Exercise task - Where a line contains the string "Benedictine", copy that line.

Saved entries -

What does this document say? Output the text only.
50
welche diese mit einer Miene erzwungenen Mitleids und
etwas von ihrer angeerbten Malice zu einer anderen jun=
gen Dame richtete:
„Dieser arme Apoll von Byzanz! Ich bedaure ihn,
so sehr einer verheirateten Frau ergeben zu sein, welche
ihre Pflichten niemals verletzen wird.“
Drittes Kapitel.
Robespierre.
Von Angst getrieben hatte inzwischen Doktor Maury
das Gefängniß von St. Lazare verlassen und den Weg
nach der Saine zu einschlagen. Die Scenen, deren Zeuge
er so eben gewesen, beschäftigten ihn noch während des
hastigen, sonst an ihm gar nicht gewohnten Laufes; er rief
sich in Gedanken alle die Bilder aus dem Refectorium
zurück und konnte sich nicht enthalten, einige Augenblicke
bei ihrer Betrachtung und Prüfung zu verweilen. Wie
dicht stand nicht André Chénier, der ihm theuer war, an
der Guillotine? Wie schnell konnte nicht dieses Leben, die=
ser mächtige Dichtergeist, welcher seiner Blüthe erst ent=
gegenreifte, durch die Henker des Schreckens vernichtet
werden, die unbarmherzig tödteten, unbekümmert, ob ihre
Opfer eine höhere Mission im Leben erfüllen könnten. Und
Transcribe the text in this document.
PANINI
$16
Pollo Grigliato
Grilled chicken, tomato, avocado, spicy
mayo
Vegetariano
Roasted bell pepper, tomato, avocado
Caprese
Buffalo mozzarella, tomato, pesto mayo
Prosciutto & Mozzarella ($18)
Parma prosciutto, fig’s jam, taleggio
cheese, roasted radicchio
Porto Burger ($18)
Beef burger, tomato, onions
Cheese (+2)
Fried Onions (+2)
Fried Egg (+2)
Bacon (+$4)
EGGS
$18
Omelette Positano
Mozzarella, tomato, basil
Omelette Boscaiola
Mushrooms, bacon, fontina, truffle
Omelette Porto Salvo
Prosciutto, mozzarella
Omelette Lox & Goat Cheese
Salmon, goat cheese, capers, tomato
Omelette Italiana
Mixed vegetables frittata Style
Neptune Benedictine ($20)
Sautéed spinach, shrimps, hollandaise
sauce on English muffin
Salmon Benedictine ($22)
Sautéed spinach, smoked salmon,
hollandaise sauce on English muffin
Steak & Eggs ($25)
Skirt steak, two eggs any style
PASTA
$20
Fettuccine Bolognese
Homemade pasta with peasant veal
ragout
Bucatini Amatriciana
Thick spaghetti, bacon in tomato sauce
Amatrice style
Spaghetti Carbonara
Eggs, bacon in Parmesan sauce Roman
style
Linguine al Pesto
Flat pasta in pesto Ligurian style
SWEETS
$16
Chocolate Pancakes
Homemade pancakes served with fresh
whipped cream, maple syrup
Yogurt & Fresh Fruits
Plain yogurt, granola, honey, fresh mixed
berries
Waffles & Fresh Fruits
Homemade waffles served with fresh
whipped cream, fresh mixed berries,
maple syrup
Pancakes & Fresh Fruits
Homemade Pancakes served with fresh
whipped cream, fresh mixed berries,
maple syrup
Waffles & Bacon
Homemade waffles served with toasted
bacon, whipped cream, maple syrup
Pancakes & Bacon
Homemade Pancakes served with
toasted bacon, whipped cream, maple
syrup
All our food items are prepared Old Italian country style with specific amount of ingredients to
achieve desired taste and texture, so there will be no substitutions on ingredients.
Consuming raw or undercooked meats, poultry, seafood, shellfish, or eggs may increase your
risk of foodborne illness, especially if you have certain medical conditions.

Solution for this exercise -
Neptune Benedictine ($20)
Salmon Benedictine ($22)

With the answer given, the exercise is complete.